_Records supplied_:
☆ ☆ ☆ ☆ ☆ ☆ ☆
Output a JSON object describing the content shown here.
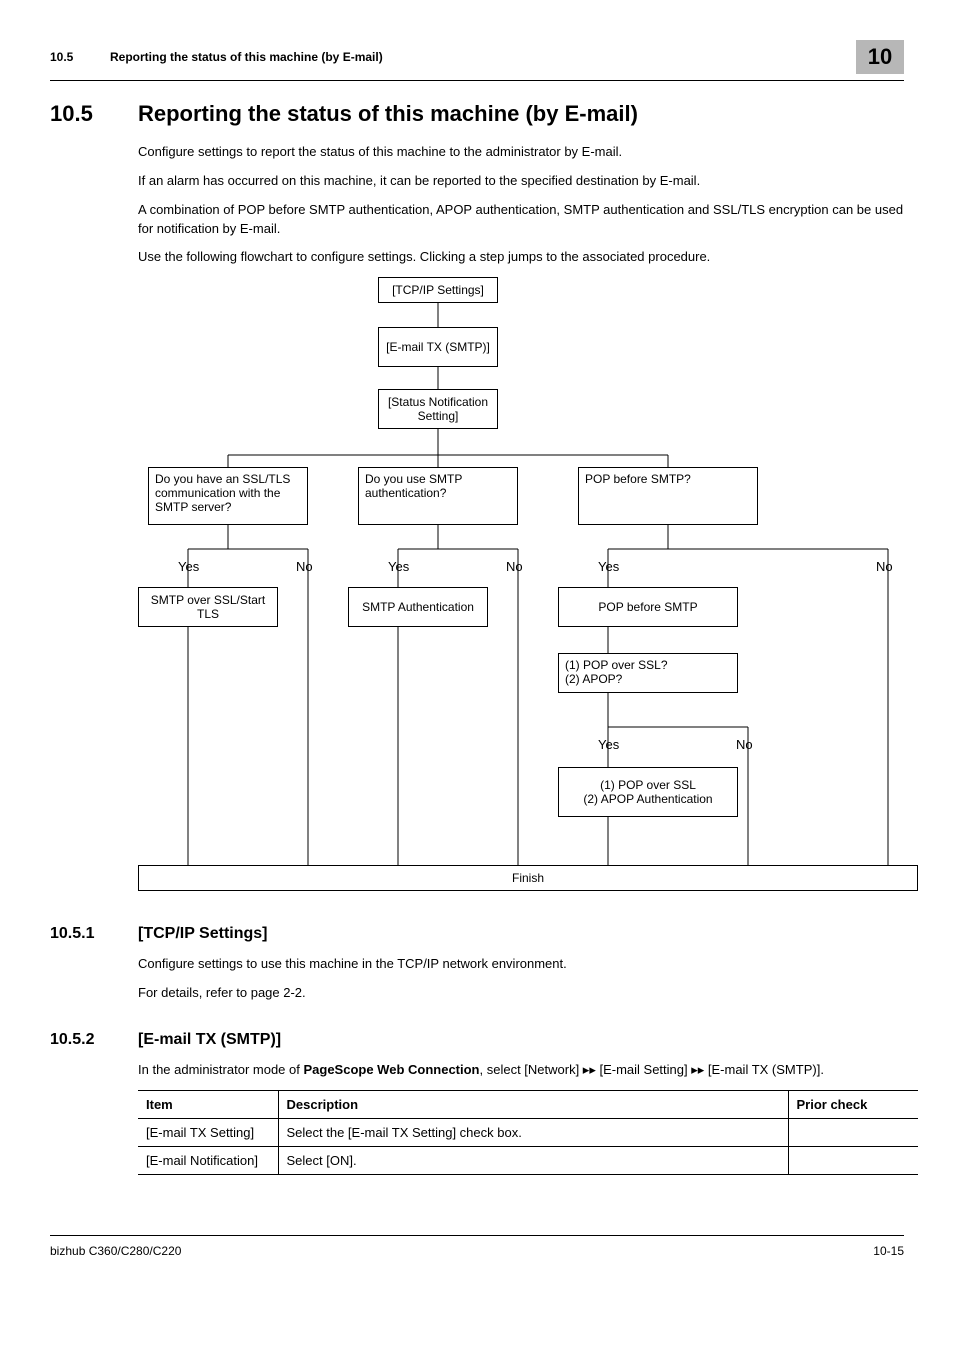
{
  "header": {
    "section_number": "10.5",
    "section_title": "Reporting the status of this machine (by E-mail)",
    "chapter_number": "10"
  },
  "h1": {
    "number": "10.5",
    "title": "Reporting the status of this machine (by E-mail)"
  },
  "intro": {
    "p1": "Configure settings to report the status of this machine to the administrator by E-mail.",
    "p2": "If an alarm has occurred on this machine, it can be reported to the specified destination by E-mail.",
    "p3": "A combination of POP before SMTP authentication, APOP authentication, SMTP authentication and SSL/TLS encryption can be used for notification by E-mail.",
    "p4": "Use the following flowchart to configure settings. Clicking a step jumps to the associated procedure."
  },
  "flow": {
    "tcpip": "[TCP/IP Settings]",
    "email_tx": "[E-mail TX (SMTP)]",
    "status_notif": "[Status Notification Setting]",
    "q_ssl": "Do you have an SSL/TLS communication with the SMTP server?",
    "q_smtp_auth": "Do you use SMTP authentication?",
    "q_pop_before": "POP before SMTP?",
    "yes": "Yes",
    "no": "No",
    "smtp_ssl": "SMTP over SSL/Start TLS",
    "smtp_auth": "SMTP Authentication",
    "pop_before": "POP before SMTP",
    "q_pop_ssl": "(1) POP over SSL?\n(2) APOP?",
    "pop_ssl": "(1) POP over SSL\n(2) APOP Authentication",
    "finish": "Finish"
  },
  "s1051": {
    "number": "10.5.1",
    "title": "[TCP/IP Settings]",
    "p1": "Configure settings to use this machine in the TCP/IP network environment.",
    "p2": "For details, refer to page 2-2."
  },
  "s1052": {
    "number": "10.5.2",
    "title": "[E-mail TX (SMTP)]",
    "p1_a": "In the administrator mode of ",
    "p1_b": "PageScope Web Connection",
    "p1_c": ", select [Network] ▸▸ [E-mail Setting] ▸▸ [E-mail TX (SMTP)].",
    "table": {
      "head": {
        "c1": "Item",
        "c2": "Description",
        "c3": "Prior check"
      },
      "rows": [
        {
          "c1": "[E-mail TX Setting]",
          "c2": "Select the [E-mail TX Setting] check box.",
          "c3": ""
        },
        {
          "c1": "[E-mail Notification]",
          "c2": "Select [ON].",
          "c3": ""
        }
      ]
    }
  },
  "footer": {
    "left": "bizhub C360/C280/C220",
    "right": "10-15"
  }
}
☆ ☆ ☆ ☆ ☆ ☆ ☆
_Job_: Locate the word "check" in the records and collect each line it appears in.

_Result_:
        "c3": "Prior check"
          "c2": "Select the [E-mail TX Setting] check box.",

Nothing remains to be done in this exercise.